• SUPPLIED DATA:

• • • • •

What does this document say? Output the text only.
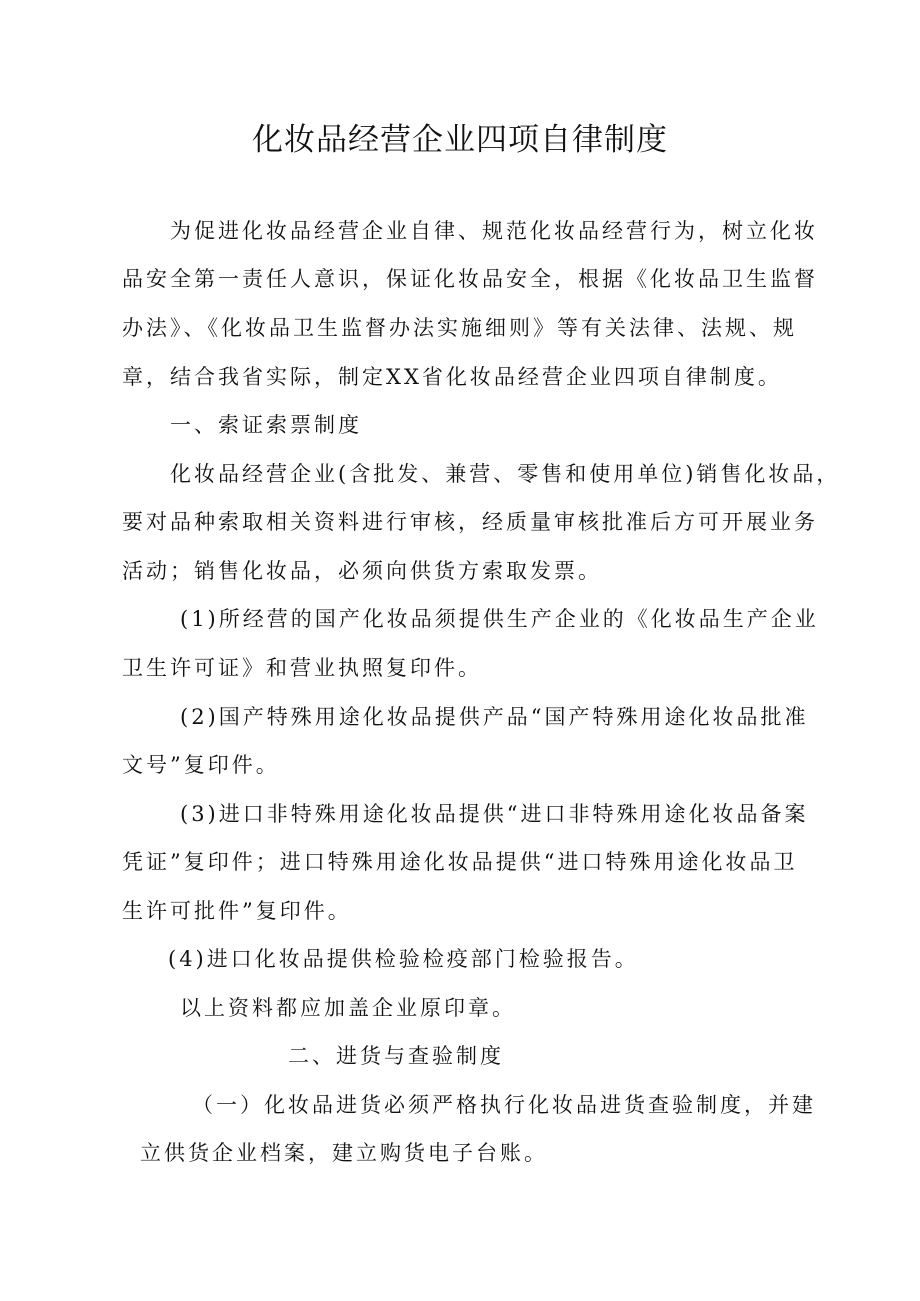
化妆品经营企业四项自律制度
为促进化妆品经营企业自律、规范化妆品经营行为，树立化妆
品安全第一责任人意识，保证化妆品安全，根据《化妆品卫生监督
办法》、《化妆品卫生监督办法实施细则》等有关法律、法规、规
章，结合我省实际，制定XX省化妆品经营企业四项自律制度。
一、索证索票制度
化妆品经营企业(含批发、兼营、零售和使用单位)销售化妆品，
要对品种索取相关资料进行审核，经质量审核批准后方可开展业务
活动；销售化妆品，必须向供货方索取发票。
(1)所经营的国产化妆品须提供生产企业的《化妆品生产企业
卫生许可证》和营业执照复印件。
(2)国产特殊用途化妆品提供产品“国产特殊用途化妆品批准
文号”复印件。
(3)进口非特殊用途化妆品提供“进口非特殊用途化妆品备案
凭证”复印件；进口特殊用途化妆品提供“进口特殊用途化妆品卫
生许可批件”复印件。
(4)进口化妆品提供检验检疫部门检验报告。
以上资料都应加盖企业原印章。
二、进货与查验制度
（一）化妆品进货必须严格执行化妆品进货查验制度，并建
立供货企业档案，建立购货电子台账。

• • • • •

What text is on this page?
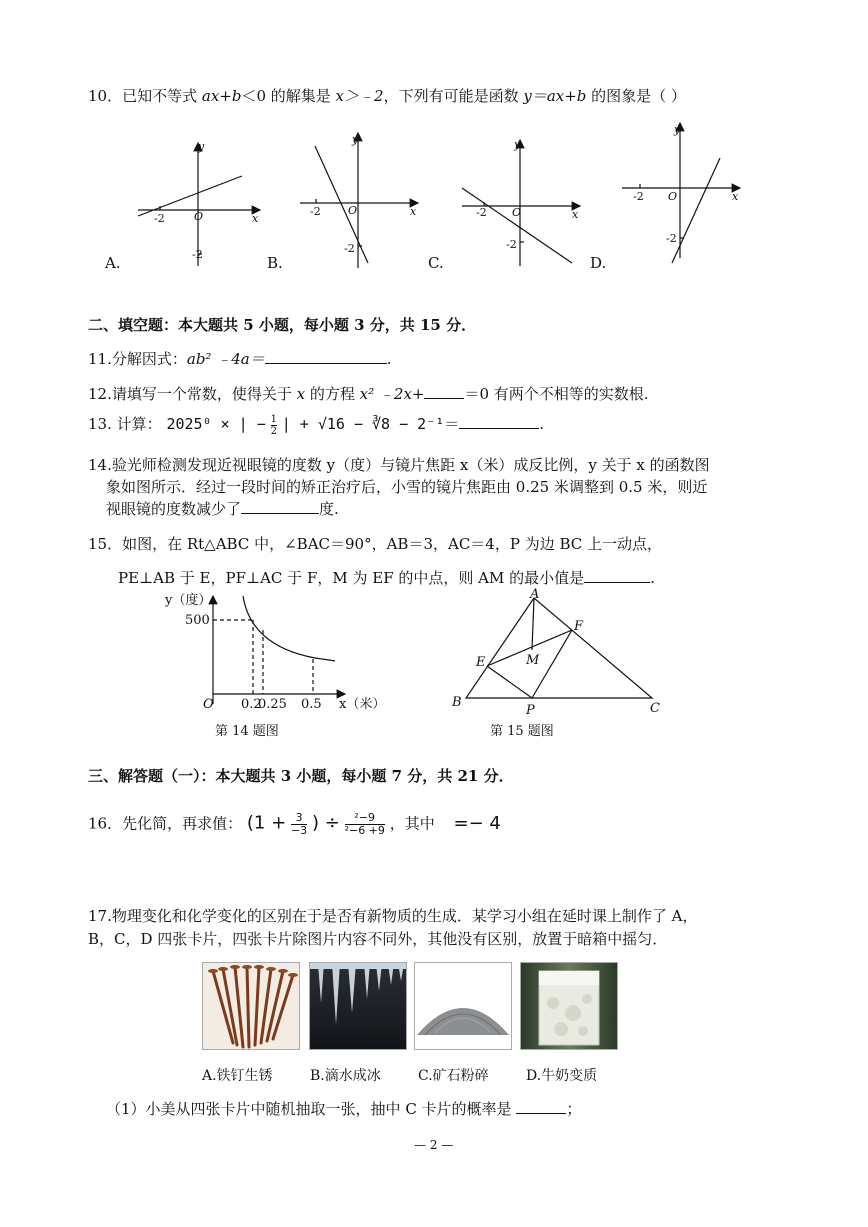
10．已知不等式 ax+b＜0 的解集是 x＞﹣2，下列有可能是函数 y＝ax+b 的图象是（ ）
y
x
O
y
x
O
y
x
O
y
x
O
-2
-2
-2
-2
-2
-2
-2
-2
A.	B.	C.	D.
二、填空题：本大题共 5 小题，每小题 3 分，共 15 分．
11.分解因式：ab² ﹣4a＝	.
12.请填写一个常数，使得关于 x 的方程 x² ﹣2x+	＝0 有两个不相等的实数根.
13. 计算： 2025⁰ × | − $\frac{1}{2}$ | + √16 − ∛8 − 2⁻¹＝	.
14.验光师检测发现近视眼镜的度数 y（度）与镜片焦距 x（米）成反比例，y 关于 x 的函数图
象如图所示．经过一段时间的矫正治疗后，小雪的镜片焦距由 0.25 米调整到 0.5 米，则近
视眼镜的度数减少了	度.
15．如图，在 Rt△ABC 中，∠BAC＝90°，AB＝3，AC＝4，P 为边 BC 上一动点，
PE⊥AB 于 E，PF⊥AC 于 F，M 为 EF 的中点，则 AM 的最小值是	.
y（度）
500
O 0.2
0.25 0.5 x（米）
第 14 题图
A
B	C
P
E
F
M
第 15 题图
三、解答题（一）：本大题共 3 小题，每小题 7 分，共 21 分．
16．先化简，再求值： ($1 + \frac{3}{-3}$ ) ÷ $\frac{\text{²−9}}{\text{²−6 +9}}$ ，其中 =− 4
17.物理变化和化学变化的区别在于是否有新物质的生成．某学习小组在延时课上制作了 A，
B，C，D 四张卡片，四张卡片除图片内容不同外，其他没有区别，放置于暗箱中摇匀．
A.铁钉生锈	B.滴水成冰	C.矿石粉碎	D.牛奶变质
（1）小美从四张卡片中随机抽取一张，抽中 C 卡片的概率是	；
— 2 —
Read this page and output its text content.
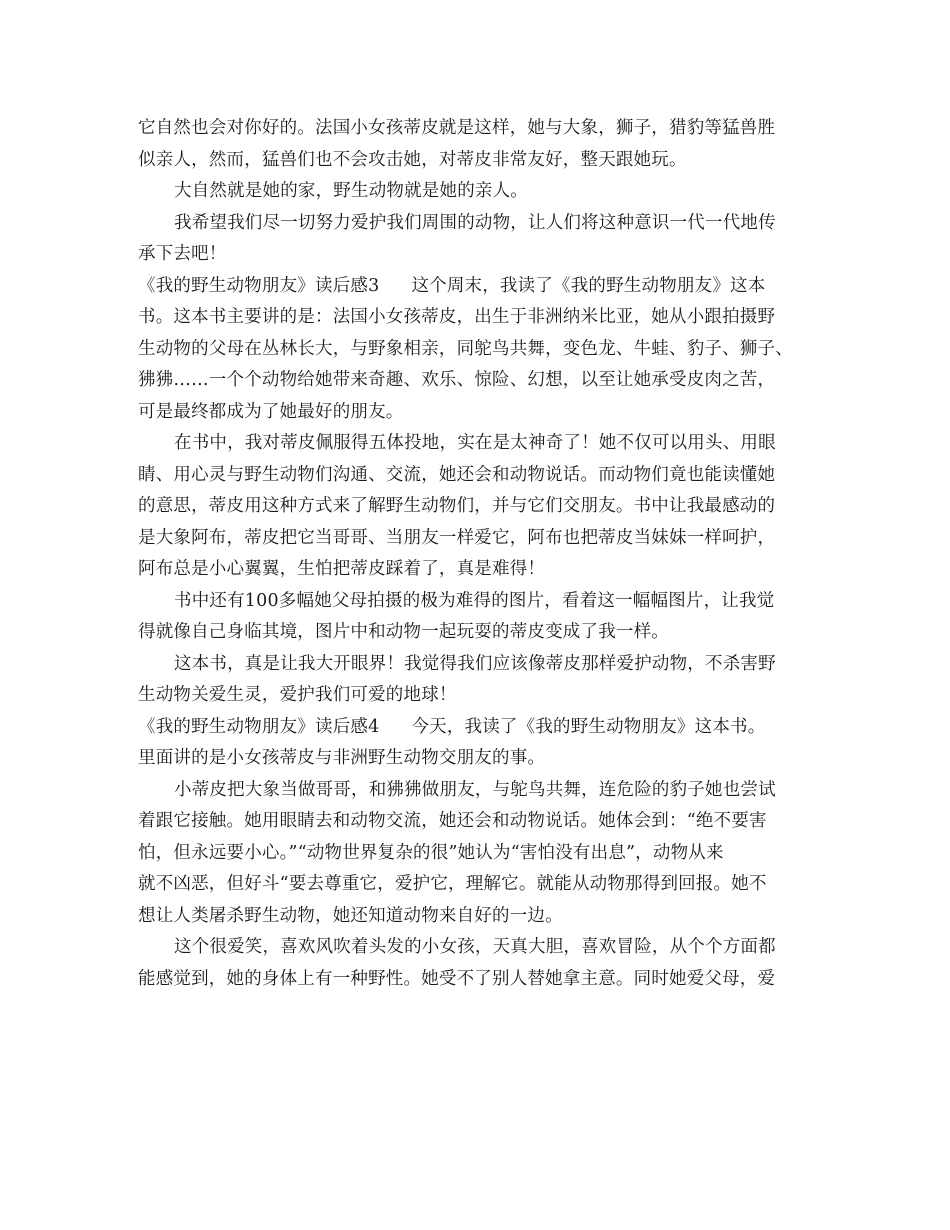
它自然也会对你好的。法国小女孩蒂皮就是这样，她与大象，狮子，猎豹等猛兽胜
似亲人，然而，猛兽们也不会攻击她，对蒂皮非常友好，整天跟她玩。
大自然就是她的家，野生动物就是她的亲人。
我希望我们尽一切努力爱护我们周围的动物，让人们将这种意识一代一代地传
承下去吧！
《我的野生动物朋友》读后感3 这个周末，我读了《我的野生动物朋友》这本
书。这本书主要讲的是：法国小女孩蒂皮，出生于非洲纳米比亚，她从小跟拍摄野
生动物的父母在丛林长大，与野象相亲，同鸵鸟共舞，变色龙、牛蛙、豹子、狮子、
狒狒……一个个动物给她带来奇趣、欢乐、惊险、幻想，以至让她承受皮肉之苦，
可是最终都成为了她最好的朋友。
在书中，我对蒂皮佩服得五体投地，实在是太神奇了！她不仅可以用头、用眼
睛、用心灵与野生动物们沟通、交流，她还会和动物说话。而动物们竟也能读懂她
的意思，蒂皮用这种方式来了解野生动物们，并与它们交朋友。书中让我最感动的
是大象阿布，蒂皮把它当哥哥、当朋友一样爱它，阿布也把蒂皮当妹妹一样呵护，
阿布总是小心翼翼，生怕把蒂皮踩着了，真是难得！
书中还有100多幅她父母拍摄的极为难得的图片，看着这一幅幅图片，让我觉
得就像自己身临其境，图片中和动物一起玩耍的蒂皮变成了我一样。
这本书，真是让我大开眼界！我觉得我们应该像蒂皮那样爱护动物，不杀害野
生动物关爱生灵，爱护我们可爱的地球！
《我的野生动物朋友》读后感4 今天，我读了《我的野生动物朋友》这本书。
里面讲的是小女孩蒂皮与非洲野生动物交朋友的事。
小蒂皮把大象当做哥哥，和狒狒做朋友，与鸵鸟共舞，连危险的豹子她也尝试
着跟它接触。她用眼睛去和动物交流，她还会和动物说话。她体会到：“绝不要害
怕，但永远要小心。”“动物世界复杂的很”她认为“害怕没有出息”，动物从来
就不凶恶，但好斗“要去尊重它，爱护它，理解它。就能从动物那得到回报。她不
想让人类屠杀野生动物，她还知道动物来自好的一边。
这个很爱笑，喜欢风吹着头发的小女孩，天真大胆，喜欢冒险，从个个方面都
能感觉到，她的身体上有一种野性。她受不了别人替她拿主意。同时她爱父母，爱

• • • • •

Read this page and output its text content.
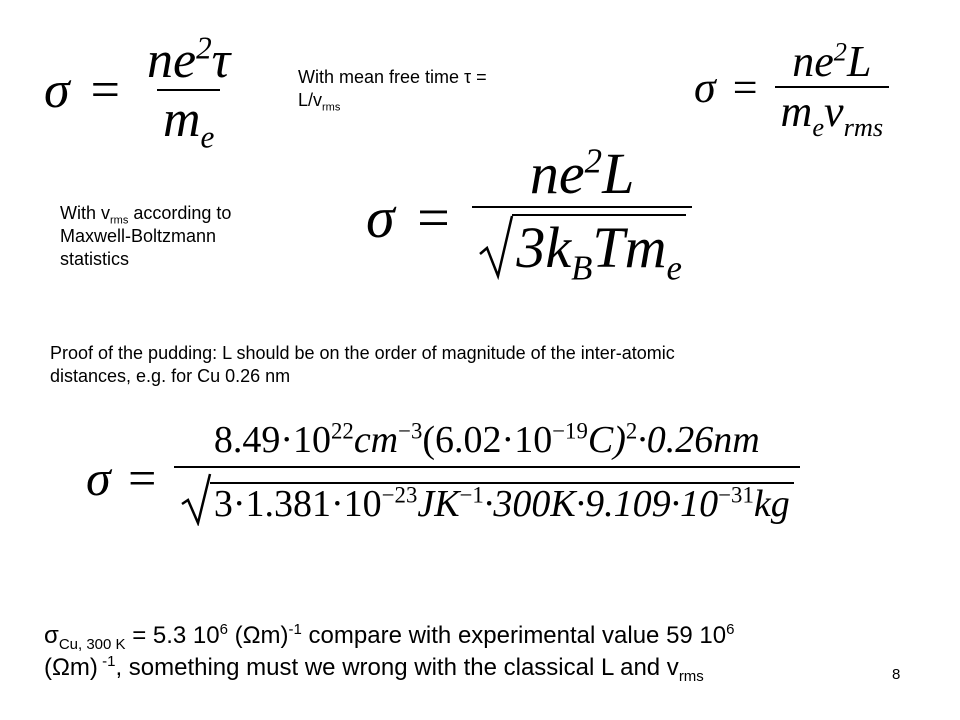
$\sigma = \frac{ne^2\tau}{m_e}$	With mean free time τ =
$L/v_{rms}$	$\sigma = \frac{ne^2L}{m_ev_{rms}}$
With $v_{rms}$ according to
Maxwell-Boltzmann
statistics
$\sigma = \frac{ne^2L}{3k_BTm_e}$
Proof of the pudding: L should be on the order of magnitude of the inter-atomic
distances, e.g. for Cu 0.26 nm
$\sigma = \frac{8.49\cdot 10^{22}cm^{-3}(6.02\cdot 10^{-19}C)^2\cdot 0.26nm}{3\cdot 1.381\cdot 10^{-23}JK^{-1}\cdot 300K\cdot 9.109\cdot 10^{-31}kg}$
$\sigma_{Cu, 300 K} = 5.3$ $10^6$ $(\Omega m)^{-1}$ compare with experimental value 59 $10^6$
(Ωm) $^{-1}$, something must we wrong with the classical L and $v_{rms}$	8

• • • • •

• TO BE DONE: List the lines of the material in which the word "text" occurs.

• OUTPUT OF THE EXERCISE:
What does this document say? Output the text only.
What text is on this page?
16．先化简，再求值： ($1 + \frac{3}{-3}$ ) ÷ $\frac{\text{²−9}}{\text{²−6 +9}}$ ，其中 =− 4
Read this page and output its text content.
Read this page and output its text content.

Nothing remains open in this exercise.